-- BEGIN --

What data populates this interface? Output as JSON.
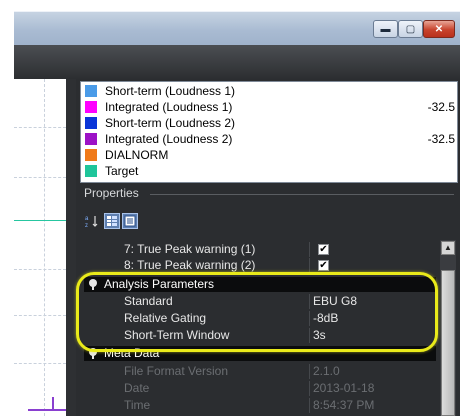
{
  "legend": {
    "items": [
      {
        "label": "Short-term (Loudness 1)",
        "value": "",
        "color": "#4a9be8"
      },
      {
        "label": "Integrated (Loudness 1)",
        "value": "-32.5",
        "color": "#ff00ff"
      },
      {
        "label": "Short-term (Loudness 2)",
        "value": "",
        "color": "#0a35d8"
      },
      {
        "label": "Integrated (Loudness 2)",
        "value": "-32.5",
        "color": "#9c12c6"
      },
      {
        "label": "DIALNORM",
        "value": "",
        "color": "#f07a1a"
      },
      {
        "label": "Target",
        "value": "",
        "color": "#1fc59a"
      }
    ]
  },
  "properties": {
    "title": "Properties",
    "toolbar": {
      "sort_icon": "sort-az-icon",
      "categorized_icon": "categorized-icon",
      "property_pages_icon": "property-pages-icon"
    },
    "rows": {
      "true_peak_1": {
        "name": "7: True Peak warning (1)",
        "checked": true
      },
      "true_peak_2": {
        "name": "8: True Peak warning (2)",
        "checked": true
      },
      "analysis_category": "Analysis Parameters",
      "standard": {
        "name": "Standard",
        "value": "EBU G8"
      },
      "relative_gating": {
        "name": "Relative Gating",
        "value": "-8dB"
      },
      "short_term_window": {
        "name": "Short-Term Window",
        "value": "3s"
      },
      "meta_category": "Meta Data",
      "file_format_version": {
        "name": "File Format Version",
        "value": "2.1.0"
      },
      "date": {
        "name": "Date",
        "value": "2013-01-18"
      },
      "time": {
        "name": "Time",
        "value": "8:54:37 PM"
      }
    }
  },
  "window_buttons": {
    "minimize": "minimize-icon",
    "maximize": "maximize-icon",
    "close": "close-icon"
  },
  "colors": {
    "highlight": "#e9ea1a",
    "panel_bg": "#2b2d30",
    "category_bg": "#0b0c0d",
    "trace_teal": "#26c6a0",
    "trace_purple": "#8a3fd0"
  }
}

-- END --

__The task__
Leave the pictures out and write out every entry exactly as given.

__Task answer__
What data populates this interface? Output as JSON.
{
  "legend": {
    "items": [
      {
        "label": "Short-term (Loudness 1)",
        "value": "",
        "color": "#4a9be8"
      },
      {
        "label": "Integrated (Loudness 1)",
        "value": "-32.5",
        "color": "#ff00ff"
      },
      {
        "label": "Short-term (Loudness 2)",
        "value": "",
        "color": "#0a35d8"
      },
      {
        "label": "Integrated (Loudness 2)",
        "value": "-32.5",
        "color": "#9c12c6"
      },
      {
        "label": "DIALNORM",
        "value": "",
        "color": "#f07a1a"
      },
      {
        "label": "Target",
        "value": "",
        "color": "#1fc59a"
      }
    ]
  },
  "properties": {
    "title": "Properties",
    "toolbar": {
      "sort_icon": "sort-az-icon",
      "categorized_icon": "categorized-icon",
      "property_pages_icon": "property-pages-icon"
    },
    "rows": {
      "true_peak_1": {
        "name": "7: True Peak warning (1)",
        "checked": true
      },
      "true_peak_2": {
        "name": "8: True Peak warning (2)",
        "checked": true
      },
      "analysis_category": "Analysis Parameters",
      "standard": {
        "name": "Standard",
        "value": "EBU G8"
      },
      "relative_gating": {
        "name": "Relative Gating",
        "value": "-8dB"
      },
      "short_term_window": {
        "name": "Short-Term Window",
        "value": "3s"
      },
      "meta_category": "Meta Data",
      "file_format_version": {
        "name": "File Format Version",
        "value": "2.1.0"
      },
      "date": {
        "name": "Date",
        "value": "2013-01-18"
      },
      "time": {
        "name": "Time",
        "value": "8:54:37 PM"
      }
    }
  },
  "window_buttons": {
    "minimize": "minimize-icon",
    "maximize": "maximize-icon",
    "close": "close-icon"
  },
  "colors": {
    "highlight": "#e9ea1a",
    "panel_bg": "#2b2d30",
    "category_bg": "#0b0c0d",
    "trace_teal": "#26c6a0",
    "trace_purple": "#8a3fd0"
  }
}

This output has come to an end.